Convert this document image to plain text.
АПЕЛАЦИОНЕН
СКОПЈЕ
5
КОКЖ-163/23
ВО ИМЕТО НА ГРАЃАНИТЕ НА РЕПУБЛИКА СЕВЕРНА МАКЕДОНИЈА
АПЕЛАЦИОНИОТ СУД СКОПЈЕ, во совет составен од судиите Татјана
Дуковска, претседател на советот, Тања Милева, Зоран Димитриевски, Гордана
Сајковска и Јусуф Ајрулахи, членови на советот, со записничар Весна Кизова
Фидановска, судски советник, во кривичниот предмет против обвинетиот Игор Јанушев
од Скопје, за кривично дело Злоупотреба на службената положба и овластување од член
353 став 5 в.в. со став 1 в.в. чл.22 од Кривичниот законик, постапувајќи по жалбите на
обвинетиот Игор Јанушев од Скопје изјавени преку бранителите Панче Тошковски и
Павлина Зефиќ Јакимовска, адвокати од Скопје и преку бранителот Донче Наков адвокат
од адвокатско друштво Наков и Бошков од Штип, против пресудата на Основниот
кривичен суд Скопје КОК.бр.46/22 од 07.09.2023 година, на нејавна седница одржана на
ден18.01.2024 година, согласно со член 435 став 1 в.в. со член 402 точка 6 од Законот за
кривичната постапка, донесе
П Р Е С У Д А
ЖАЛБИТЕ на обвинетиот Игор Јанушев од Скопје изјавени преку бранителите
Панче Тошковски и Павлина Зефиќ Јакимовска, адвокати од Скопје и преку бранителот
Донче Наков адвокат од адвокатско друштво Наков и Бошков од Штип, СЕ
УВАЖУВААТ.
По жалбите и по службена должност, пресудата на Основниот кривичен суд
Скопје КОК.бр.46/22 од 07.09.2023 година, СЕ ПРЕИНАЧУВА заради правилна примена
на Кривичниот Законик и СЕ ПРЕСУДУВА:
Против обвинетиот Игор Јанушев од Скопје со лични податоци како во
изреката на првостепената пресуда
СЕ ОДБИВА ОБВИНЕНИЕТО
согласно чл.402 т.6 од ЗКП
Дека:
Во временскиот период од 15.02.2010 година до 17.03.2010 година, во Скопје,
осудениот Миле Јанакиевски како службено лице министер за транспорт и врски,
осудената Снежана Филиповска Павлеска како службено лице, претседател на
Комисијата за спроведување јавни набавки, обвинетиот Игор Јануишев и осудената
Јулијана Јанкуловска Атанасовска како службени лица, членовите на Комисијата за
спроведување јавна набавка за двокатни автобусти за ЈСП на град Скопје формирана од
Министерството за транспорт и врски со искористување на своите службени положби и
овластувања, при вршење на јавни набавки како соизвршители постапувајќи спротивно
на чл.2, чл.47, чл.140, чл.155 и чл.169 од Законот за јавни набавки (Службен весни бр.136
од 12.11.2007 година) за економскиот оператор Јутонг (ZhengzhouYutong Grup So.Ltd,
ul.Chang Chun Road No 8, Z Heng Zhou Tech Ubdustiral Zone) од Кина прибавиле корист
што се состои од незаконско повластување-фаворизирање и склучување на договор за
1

#### [TASK]
Transcribe each entry precisely, missing none.

#### [TASK OUTPUT]
Convert this document image to plain text.
АПЕЛАЦИОНЕН
СКОПЈЕ
5
КОКЖ-163/23
ВО ИМЕТО НА ГРАЃАНИТЕ НА РЕПУБЛИКА СЕВЕРНА МАКЕДОНИЈА
АПЕЛАЦИОНИОТ СУД СКОПЈЕ, во совет составен од судиите Татјана
Дуковска, претседател на советот, Тања Милева, Зоран Димитриевски, Гордана
Сајковска и Јусуф Ајрулахи, членови на советот, со записничар Весна Кизова
Фидановска, судски советник, во кривичниот предмет против обвинетиот Игор Јанушев
од Скопје, за кривично дело Злоупотреба на службената положба и овластување од член
353 став 5 в.в. со став 1 в.в. чл.22 од Кривичниот законик, постапувајќи по жалбите на
обвинетиот Игор Јанушев од Скопје изјавени преку бранителите Панче Тошковски и
Павлина Зефиќ Јакимовска, адвокати од Скопје и преку бранителот Донче Наков адвокат
од адвокатско друштво Наков и Бошков од Штип, против пресудата на Основниот
кривичен суд Скопје КОК.бр.46/22 од 07.09.2023 година, на нејавна седница одржана на
ден18.01.2024 година, согласно со член 435 став 1 в.в. со член 402 точка 6 од Законот за
кривичната постапка, донесе
П Р Е С У Д А
ЖАЛБИТЕ на обвинетиот Игор Јанушев од Скопје изјавени преку бранителите
Панче Тошковски и Павлина Зефиќ Јакимовска, адвокати од Скопје и преку бранителот
Донче Наков адвокат од адвокатско друштво Наков и Бошков од Штип, СЕ
УВАЖУВААТ.
По жалбите и по службена должност, пресудата на Основниот кривичен суд
Скопје КОК.бр.46/22 од 07.09.2023 година, СЕ ПРЕИНАЧУВА заради правилна примена
на Кривичниот Законик и СЕ ПРЕСУДУВА:
Против обвинетиот Игор Јанушев од Скопје со лични податоци како во
изреката на првостепената пресуда
СЕ ОДБИВА ОБВИНЕНИЕТО
согласно чл.402 т.6 од ЗКП
Дека:
Во временскиот период од 15.02.2010 година до 17.03.2010 година, во Скопје,
осудениот Миле Јанакиевски како службено лице министер за транспорт и врски,
осудената Снежана Филиповска Павлеска како службено лице, претседател на
Комисијата за спроведување јавни набавки, обвинетиот Игор Јануишев и осудената
Јулијана Јанкуловска Атанасовска како службени лица, членовите на Комисијата за
спроведување јавна набавка за двокатни автобусти за ЈСП на град Скопје формирана од
Министерството за транспорт и врски со искористување на своите службени положби и
овластувања, при вршење на јавни набавки како соизвршители постапувајќи спротивно
на чл.2, чл.47, чл.140, чл.155 и чл.169 од Законот за јавни набавки (Службен весни бр.136
од 12.11.2007 година) за економскиот оператор Јутонг (ZhengzhouYutong Grup So.Ltd,
ul.Chang Chun Road No 8, Z Heng Zhou Tech Ubdustiral Zone) од Кина прибавиле корист
што се состои од незаконско повластување-фаворизирање и склучување на договор за
1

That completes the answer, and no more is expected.